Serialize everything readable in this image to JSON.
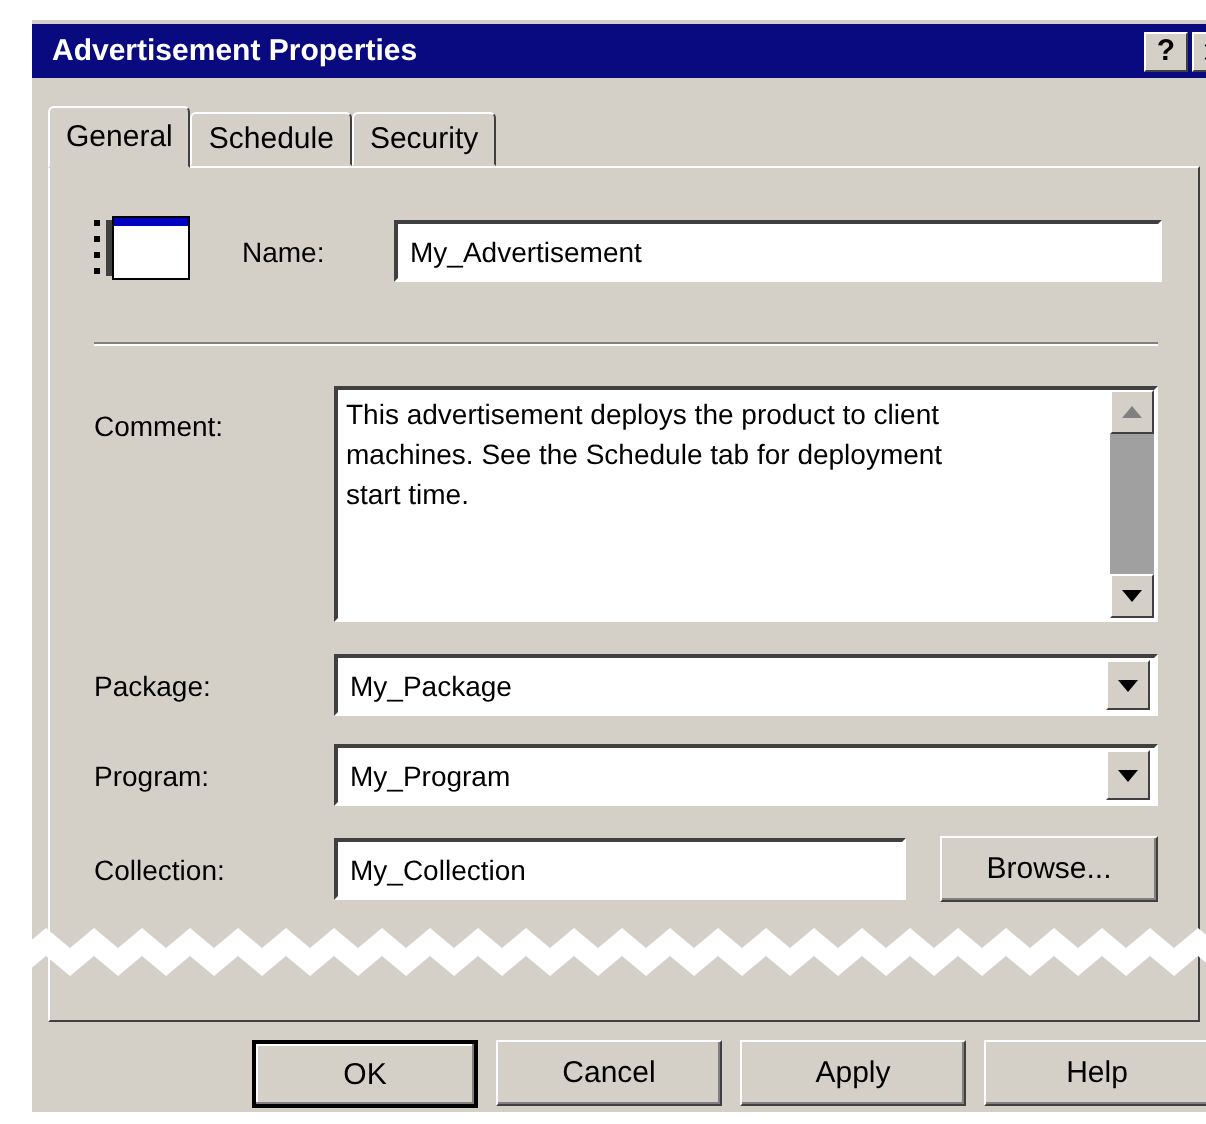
{
  "window": {
    "title": "Advertisement Properties",
    "help_button": "?"
  },
  "tabs": [
    {
      "label": "General",
      "selected": true
    },
    {
      "label": "Schedule",
      "selected": false
    },
    {
      "label": "Security",
      "selected": false
    }
  ],
  "name": {
    "label": "Name:",
    "value": "My_Advertisement"
  },
  "comment": {
    "label": "Comment:",
    "value": "This advertisement deploys the product to client machines. See the Schedule tab for deployment start time."
  },
  "package": {
    "label": "Package:",
    "value": "My_Package"
  },
  "program": {
    "label": "Program:",
    "value": "My_Program"
  },
  "collection": {
    "label": "Collection:",
    "value": "My_Collection",
    "browse_button": "Browse..."
  },
  "buttons": [
    {
      "label": "OK",
      "default": true
    },
    {
      "label": "Cancel",
      "default": false
    },
    {
      "label": "Apply",
      "default": false
    },
    {
      "label": "Help",
      "default": false
    }
  ]
}
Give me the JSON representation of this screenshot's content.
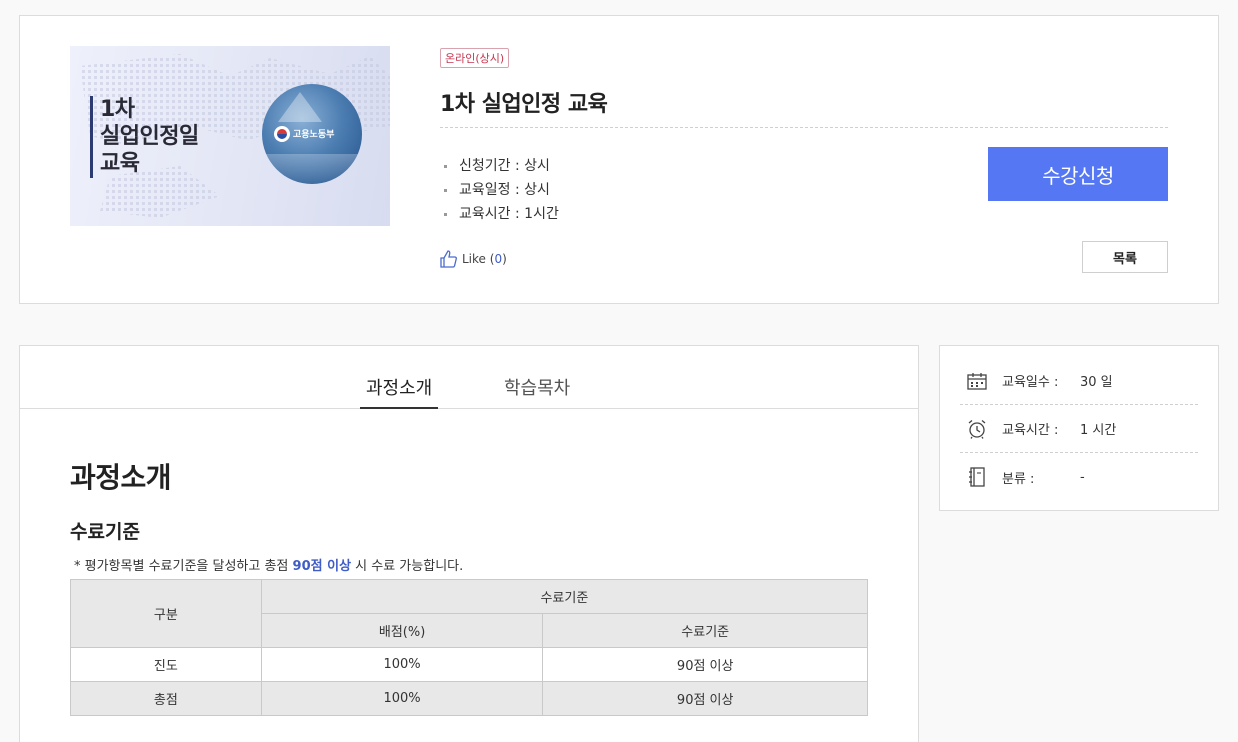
{
  "course": {
    "badge": "온라인(상시)",
    "title": "1차 실업인정 교육",
    "thumbnail": {
      "title": "1차\n실업인정일\n교육",
      "ministry": "고용노동부"
    },
    "info": [
      {
        "label": "신청기간",
        "value": "상시"
      },
      {
        "label": "교육일정",
        "value": "상시"
      },
      {
        "label": "교육시간",
        "value": "1시간"
      }
    ],
    "like_label": "Like",
    "like_count": "0",
    "enroll_label": "수강신청",
    "list_label": "목록"
  },
  "tabs": [
    {
      "label": "과정소개",
      "active": true
    },
    {
      "label": "학습목차",
      "active": false
    }
  ],
  "content": {
    "section_title": "과정소개",
    "sub_title": "수료기준",
    "note_prefix": "* 평가항목별 수료기준을 달성하고 총점 ",
    "note_highlight": "90점 이상",
    "note_suffix": " 시 수료 가능합니다.",
    "table": {
      "head_col1": "구분",
      "head_group": "수료기준",
      "head_col2": "배점(%)",
      "head_col3": "수료기준",
      "rows": [
        {
          "category": "진도",
          "score": "100%",
          "criteria": "90점 이상"
        },
        {
          "category": "총점",
          "score": "100%",
          "criteria": "90점 이상"
        }
      ]
    }
  },
  "side": {
    "items": [
      {
        "icon": "calendar-icon",
        "label": "교육일수 :",
        "value": "30 일"
      },
      {
        "icon": "alarm-clock-icon",
        "label": "교육시간 :",
        "value": "1 시간"
      },
      {
        "icon": "notebook-icon",
        "label": "분류 :",
        "value": "-"
      }
    ]
  },
  "colors": {
    "primary_button": "#5577f4",
    "badge": "#c3364f",
    "highlight": "#3f5cc7"
  }
}
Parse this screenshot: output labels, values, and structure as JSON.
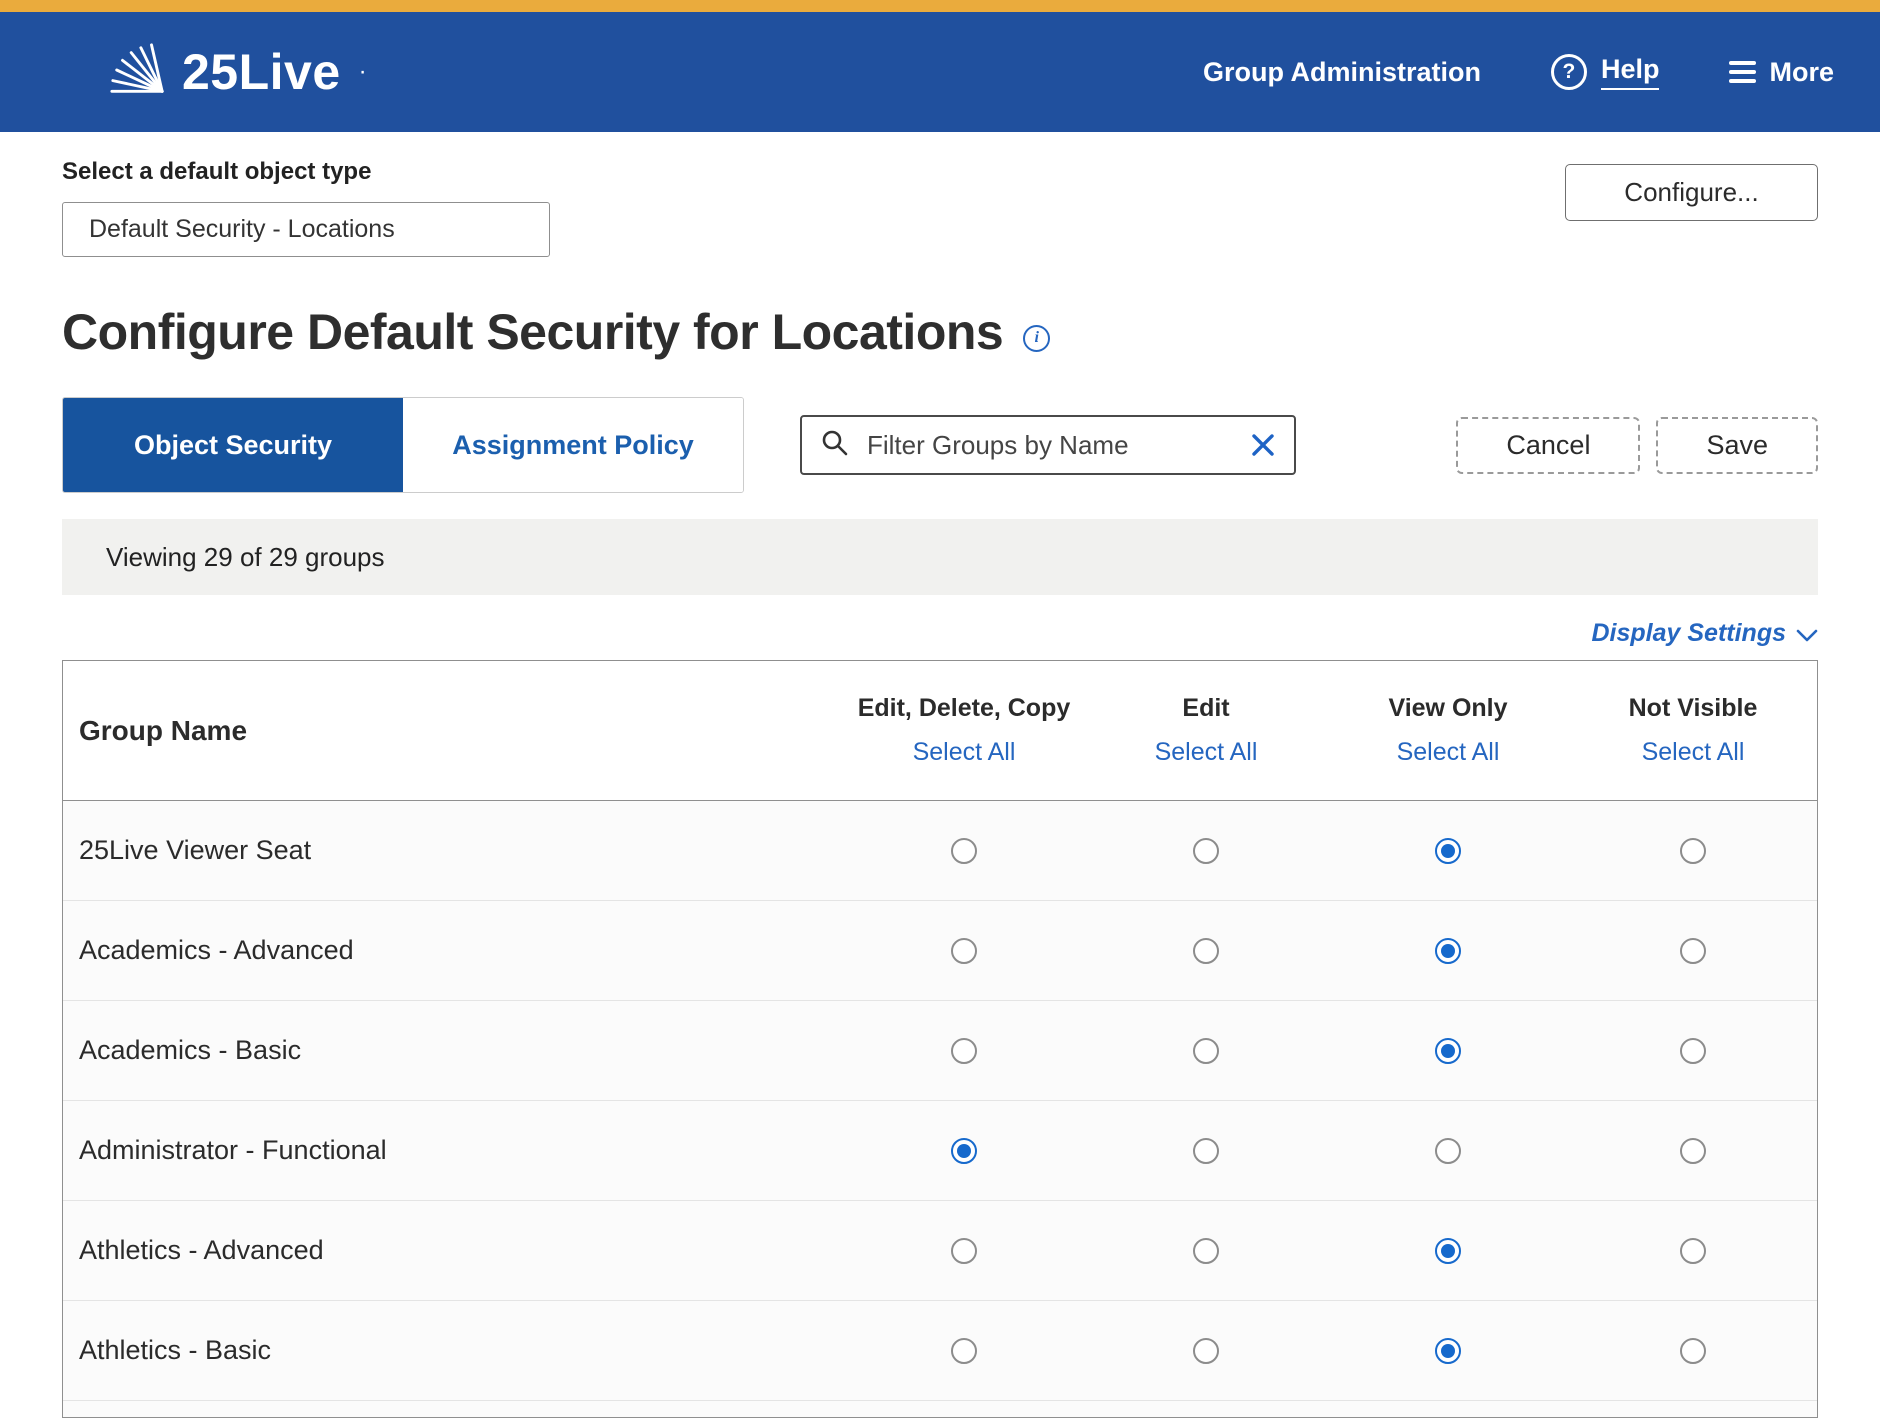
{
  "header": {
    "brand": "25Live",
    "nav_group_administration": "Group Administration",
    "help_label": "Help",
    "more_label": "More"
  },
  "object_type": {
    "label": "Select a default object type",
    "value": "Default Security - Locations",
    "configure_button": "Configure..."
  },
  "page": {
    "title": "Configure Default Security for Locations"
  },
  "tabs": [
    {
      "label": "Object Security",
      "active": true
    },
    {
      "label": "Assignment Policy",
      "active": false
    }
  ],
  "filter": {
    "placeholder": "Filter Groups by Name"
  },
  "actions": {
    "cancel": "Cancel",
    "save": "Save"
  },
  "status": {
    "viewing": "Viewing 29 of 29 groups"
  },
  "display_settings": {
    "label": "Display Settings"
  },
  "table": {
    "group_name_header": "Group Name",
    "select_all_label": "Select All",
    "columns": [
      "Edit, Delete, Copy",
      "Edit",
      "View Only",
      "Not Visible"
    ],
    "rows": [
      {
        "name": "25Live Viewer Seat",
        "selected": 2
      },
      {
        "name": "Academics - Advanced",
        "selected": 2
      },
      {
        "name": "Academics - Basic",
        "selected": 2
      },
      {
        "name": "Administrator - Functional",
        "selected": 0
      },
      {
        "name": "Athletics - Advanced",
        "selected": 2
      },
      {
        "name": "Athletics - Basic",
        "selected": 2
      }
    ]
  },
  "colors": {
    "brand_blue": "#20509E",
    "accent_gold": "#EAAB3D",
    "tab_active_blue": "#17549E",
    "link_blue": "#2566C0",
    "radio_blue": "#1669CC"
  }
}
^^^^^^^^
### Work to complete
Write out the whole listing again, exactly, with no pictures.

### Answer to this exercise
Serialize everything readable in this image to JSON.
{
  "window": {
    "title": "Advertisement Properties",
    "help_button": "?"
  },
  "tabs": [
    {
      "label": "General",
      "selected": true
    },
    {
      "label": "Schedule",
      "selected": false
    },
    {
      "label": "Security",
      "selected": false
    }
  ],
  "name": {
    "label": "Name:",
    "value": "My_Advertisement"
  },
  "comment": {
    "label": "Comment:",
    "value": "This advertisement deploys the product to client machines. See the Schedule tab for deployment start time."
  },
  "package": {
    "label": "Package:",
    "value": "My_Package"
  },
  "program": {
    "label": "Program:",
    "value": "My_Program"
  },
  "collection": {
    "label": "Collection:",
    "value": "My_Collection",
    "browse_button": "Browse..."
  },
  "buttons": [
    {
      "label": "OK",
      "default": true
    },
    {
      "label": "Cancel",
      "default": false
    },
    {
      "label": "Apply",
      "default": false
    },
    {
      "label": "Help",
      "default": false
    }
  ]
}
Give me the JSON representation of this screenshot's content.
{
  "course": {
    "badge": "온라인(상시)",
    "title": "1차 실업인정 교육",
    "thumbnail": {
      "title": "1차\n실업인정일\n교육",
      "ministry": "고용노동부"
    },
    "info": [
      {
        "label": "신청기간",
        "value": "상시"
      },
      {
        "label": "교육일정",
        "value": "상시"
      },
      {
        "label": "교육시간",
        "value": "1시간"
      }
    ],
    "like_label": "Like",
    "like_count": "0",
    "enroll_label": "수강신청",
    "list_label": "목록"
  },
  "tabs": [
    {
      "label": "과정소개",
      "active": true
    },
    {
      "label": "학습목차",
      "active": false
    }
  ],
  "content": {
    "section_title": "과정소개",
    "sub_title": "수료기준",
    "note_prefix": "* 평가항목별 수료기준을 달성하고 총점 ",
    "note_highlight": "90점 이상",
    "note_suffix": " 시 수료 가능합니다.",
    "table": {
      "head_col1": "구분",
      "head_group": "수료기준",
      "head_col2": "배점(%)",
      "head_col3": "수료기준",
      "rows": [
        {
          "category": "진도",
          "score": "100%",
          "criteria": "90점 이상"
        },
        {
          "category": "총점",
          "score": "100%",
          "criteria": "90점 이상"
        }
      ]
    }
  },
  "side": {
    "items": [
      {
        "icon": "calendar-icon",
        "label": "교육일수 :",
        "value": "30 일"
      },
      {
        "icon": "alarm-clock-icon",
        "label": "교육시간 :",
        "value": "1 시간"
      },
      {
        "icon": "notebook-icon",
        "label": "분류 :",
        "value": "-"
      }
    ]
  },
  "colors": {
    "primary_button": "#5577f4",
    "badge": "#c3364f",
    "highlight": "#3f5cc7"
  }
}
Parse this screenshot: output labels, values, and structure as JSON.
{
  "header": {
    "brand": "25Live",
    "nav_group_administration": "Group Administration",
    "help_label": "Help",
    "more_label": "More"
  },
  "object_type": {
    "label": "Select a default object type",
    "value": "Default Security - Locations",
    "configure_button": "Configure..."
  },
  "page": {
    "title": "Configure Default Security for Locations"
  },
  "tabs": [
    {
      "label": "Object Security",
      "active": true
    },
    {
      "label": "Assignment Policy",
      "active": false
    }
  ],
  "filter": {
    "placeholder": "Filter Groups by Name"
  },
  "actions": {
    "cancel": "Cancel",
    "save": "Save"
  },
  "status": {
    "viewing": "Viewing 29 of 29 groups"
  },
  "display_settings": {
    "label": "Display Settings"
  },
  "table": {
    "group_name_header": "Group Name",
    "select_all_label": "Select All",
    "columns": [
      "Edit, Delete, Copy",
      "Edit",
      "View Only",
      "Not Visible"
    ],
    "rows": [
      {
        "name": "25Live Viewer Seat",
        "selected": 2
      },
      {
        "name": "Academics - Advanced",
        "selected": 2
      },
      {
        "name": "Academics - Basic",
        "selected": 2
      },
      {
        "name": "Administrator - Functional",
        "selected": 0
      },
      {
        "name": "Athletics - Advanced",
        "selected": 2
      },
      {
        "name": "Athletics - Basic",
        "selected": 2
      }
    ]
  },
  "colors": {
    "brand_blue": "#20509E",
    "accent_gold": "#EAAB3D",
    "tab_active_blue": "#17549E",
    "link_blue": "#2566C0",
    "radio_blue": "#1669CC"
  }
}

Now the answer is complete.